== GIVEN DATA ==

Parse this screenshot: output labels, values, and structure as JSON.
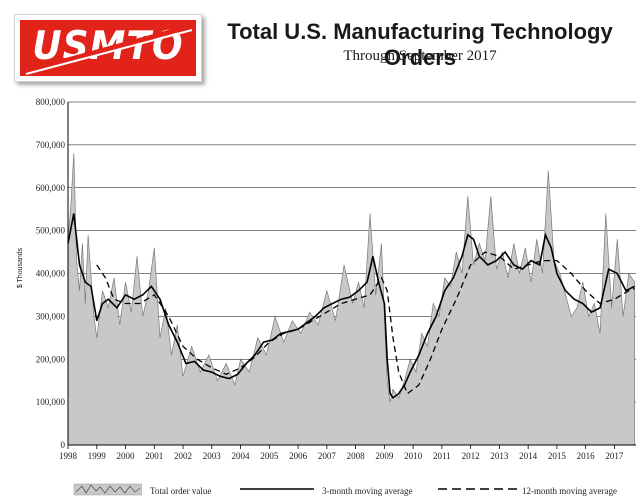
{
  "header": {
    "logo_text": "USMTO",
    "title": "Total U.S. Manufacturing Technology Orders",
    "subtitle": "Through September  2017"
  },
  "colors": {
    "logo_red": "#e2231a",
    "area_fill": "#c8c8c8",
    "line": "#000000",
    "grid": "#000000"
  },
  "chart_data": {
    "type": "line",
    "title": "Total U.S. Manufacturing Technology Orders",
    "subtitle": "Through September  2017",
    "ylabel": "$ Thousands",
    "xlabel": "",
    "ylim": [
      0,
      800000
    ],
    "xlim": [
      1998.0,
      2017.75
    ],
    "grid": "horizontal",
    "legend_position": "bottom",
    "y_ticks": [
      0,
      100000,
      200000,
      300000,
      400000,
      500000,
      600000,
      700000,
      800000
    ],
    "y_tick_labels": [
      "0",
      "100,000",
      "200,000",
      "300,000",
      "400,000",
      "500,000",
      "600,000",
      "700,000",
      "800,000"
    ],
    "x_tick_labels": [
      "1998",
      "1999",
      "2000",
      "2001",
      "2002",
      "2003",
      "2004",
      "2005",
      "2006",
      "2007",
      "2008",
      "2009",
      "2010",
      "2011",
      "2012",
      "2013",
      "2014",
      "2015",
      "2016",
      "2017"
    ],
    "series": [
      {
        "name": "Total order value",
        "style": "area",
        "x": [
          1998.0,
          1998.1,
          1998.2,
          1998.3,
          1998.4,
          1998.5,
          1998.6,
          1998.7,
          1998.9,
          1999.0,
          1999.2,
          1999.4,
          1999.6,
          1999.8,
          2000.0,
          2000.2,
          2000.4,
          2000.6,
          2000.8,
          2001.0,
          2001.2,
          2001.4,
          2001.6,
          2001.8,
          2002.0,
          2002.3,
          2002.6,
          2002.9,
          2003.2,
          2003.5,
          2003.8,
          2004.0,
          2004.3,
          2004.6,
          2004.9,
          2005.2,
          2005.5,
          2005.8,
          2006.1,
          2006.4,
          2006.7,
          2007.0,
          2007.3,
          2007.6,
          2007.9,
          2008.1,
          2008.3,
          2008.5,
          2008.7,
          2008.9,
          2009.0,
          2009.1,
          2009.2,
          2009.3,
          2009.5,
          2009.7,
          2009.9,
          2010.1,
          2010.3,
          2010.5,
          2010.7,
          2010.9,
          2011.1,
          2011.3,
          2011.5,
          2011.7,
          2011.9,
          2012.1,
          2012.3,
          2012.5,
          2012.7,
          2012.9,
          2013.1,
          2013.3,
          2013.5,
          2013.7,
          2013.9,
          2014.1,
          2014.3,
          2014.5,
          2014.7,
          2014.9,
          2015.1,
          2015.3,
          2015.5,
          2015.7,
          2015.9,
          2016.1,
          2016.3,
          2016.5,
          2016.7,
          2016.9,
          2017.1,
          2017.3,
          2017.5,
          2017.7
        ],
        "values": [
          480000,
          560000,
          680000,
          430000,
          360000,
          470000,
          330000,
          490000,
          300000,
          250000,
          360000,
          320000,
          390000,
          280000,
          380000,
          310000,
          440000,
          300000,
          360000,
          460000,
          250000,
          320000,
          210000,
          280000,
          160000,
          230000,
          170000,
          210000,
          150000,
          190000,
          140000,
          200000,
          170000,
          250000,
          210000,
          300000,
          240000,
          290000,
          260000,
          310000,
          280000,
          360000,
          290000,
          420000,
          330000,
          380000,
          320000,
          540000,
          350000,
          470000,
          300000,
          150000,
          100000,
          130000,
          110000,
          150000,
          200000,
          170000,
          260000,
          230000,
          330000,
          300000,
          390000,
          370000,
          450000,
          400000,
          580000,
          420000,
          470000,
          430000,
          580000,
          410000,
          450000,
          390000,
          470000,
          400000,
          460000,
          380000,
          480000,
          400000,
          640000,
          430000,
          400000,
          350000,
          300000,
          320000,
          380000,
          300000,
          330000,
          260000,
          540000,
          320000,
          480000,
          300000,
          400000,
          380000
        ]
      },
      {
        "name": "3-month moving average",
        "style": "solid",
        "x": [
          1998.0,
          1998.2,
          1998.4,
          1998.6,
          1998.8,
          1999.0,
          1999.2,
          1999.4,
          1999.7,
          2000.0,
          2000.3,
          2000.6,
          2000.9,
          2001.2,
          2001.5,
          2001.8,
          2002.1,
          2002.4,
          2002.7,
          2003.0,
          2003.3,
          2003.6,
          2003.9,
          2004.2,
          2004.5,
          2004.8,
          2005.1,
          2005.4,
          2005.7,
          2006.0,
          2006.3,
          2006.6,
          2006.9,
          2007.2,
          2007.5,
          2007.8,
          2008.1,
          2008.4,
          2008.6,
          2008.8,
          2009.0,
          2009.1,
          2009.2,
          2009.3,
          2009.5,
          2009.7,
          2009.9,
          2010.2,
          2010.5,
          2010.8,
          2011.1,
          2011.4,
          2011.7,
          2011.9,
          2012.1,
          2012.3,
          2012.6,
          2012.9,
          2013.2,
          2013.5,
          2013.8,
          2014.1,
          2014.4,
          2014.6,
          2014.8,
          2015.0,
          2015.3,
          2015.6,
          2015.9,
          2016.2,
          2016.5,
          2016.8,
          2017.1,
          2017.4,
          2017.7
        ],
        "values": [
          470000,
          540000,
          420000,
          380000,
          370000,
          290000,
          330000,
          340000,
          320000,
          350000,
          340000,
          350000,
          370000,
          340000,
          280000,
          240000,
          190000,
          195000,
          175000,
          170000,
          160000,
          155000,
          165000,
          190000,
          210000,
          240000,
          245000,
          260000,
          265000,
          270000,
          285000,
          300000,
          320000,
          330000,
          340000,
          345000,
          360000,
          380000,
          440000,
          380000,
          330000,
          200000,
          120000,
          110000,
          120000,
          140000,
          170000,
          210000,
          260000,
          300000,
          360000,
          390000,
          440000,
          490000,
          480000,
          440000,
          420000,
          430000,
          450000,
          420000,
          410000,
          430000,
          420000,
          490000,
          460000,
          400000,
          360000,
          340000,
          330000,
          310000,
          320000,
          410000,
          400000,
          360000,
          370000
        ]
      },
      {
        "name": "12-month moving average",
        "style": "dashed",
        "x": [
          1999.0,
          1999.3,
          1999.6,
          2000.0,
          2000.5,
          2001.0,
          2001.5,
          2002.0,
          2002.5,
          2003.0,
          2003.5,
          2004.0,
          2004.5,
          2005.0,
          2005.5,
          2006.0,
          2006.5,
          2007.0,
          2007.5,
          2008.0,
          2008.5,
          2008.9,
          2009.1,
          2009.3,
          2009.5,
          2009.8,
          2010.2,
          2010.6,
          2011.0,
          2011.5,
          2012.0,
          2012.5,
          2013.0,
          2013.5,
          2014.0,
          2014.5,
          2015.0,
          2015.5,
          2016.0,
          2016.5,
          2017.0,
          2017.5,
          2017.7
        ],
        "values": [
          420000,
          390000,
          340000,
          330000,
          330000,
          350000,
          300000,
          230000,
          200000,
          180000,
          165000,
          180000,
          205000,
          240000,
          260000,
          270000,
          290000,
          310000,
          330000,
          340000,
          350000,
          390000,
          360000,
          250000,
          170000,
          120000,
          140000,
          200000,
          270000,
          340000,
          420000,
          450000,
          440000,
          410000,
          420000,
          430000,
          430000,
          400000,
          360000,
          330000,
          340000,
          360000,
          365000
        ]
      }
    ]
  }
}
--
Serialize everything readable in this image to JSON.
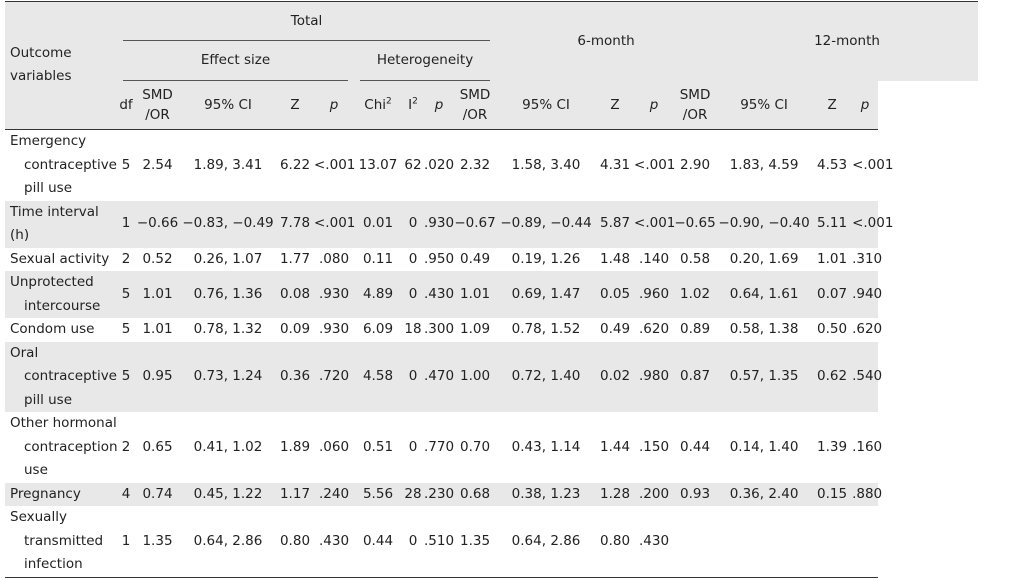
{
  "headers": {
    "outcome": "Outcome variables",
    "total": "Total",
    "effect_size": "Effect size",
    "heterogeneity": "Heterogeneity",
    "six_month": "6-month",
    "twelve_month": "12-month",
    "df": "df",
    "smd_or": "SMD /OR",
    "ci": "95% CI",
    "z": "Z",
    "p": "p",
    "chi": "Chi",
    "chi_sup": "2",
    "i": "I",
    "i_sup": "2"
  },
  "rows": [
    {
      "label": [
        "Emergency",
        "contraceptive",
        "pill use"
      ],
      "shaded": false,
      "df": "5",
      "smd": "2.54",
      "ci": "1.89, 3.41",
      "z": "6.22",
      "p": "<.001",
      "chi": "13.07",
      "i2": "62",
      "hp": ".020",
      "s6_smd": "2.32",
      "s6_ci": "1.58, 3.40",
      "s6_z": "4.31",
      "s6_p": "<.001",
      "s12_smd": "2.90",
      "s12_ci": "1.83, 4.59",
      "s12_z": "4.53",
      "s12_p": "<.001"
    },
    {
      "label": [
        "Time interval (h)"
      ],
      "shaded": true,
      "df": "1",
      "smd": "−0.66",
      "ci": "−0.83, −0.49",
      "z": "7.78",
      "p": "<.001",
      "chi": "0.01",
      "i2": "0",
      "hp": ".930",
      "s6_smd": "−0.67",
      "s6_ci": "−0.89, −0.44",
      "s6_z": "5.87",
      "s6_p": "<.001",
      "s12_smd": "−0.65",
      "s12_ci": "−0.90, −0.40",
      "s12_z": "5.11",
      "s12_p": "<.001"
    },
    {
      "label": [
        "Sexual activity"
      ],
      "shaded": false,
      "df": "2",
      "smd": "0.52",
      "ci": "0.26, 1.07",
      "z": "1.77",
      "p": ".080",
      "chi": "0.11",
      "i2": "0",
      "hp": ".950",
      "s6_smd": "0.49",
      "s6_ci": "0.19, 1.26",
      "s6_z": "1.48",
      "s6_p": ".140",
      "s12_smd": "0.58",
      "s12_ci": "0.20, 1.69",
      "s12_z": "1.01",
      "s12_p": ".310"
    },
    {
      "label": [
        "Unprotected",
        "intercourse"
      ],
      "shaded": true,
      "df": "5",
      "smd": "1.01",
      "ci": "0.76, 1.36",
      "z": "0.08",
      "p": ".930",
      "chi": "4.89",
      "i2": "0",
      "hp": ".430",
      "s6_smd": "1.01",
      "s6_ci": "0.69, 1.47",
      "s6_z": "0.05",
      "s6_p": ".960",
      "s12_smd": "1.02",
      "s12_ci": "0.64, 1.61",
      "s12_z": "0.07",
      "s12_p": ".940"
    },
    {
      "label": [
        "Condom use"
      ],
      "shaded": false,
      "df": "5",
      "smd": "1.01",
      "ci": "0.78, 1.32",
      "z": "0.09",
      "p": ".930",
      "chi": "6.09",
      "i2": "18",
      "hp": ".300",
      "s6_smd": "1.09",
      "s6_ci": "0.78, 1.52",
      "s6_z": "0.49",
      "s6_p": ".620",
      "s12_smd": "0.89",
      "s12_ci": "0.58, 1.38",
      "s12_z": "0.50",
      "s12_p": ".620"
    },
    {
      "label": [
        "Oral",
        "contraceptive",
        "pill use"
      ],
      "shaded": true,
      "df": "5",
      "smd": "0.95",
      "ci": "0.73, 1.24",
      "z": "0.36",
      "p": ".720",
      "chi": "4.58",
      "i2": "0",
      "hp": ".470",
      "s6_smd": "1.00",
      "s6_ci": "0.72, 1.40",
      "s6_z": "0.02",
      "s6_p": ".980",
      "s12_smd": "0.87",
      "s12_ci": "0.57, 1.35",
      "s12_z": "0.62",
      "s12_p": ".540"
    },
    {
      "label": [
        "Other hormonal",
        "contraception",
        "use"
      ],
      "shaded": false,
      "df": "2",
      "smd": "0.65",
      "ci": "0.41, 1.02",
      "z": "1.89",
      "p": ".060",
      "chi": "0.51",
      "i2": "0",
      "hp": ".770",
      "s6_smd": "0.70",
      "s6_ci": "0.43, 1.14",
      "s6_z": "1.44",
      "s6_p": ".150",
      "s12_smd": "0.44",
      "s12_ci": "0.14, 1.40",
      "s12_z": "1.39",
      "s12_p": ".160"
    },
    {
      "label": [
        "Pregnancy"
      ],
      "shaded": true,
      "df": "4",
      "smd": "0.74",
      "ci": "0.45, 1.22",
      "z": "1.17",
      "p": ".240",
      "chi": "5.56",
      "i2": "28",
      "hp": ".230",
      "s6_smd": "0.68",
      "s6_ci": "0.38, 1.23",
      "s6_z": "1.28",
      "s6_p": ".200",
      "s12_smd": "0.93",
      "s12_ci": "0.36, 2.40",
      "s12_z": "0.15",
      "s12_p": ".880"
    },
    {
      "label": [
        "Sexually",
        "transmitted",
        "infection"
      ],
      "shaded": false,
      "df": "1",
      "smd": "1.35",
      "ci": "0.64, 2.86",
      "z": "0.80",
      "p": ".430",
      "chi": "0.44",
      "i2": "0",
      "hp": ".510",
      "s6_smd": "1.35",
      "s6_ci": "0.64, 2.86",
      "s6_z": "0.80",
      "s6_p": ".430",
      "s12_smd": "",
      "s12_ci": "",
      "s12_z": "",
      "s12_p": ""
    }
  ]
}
==
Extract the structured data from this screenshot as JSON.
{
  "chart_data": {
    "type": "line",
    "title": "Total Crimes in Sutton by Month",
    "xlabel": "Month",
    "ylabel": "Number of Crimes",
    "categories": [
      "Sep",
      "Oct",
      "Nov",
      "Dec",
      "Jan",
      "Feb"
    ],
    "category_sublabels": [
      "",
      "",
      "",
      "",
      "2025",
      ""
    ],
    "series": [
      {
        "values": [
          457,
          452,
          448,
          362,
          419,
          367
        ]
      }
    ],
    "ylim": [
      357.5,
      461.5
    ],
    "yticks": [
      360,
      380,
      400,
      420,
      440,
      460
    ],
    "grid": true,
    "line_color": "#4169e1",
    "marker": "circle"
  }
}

== TO DO ==
Say, as a single number and nothing more, how many lines of the entries contain the word "this".

== WRITTEN RESPONSE ==
3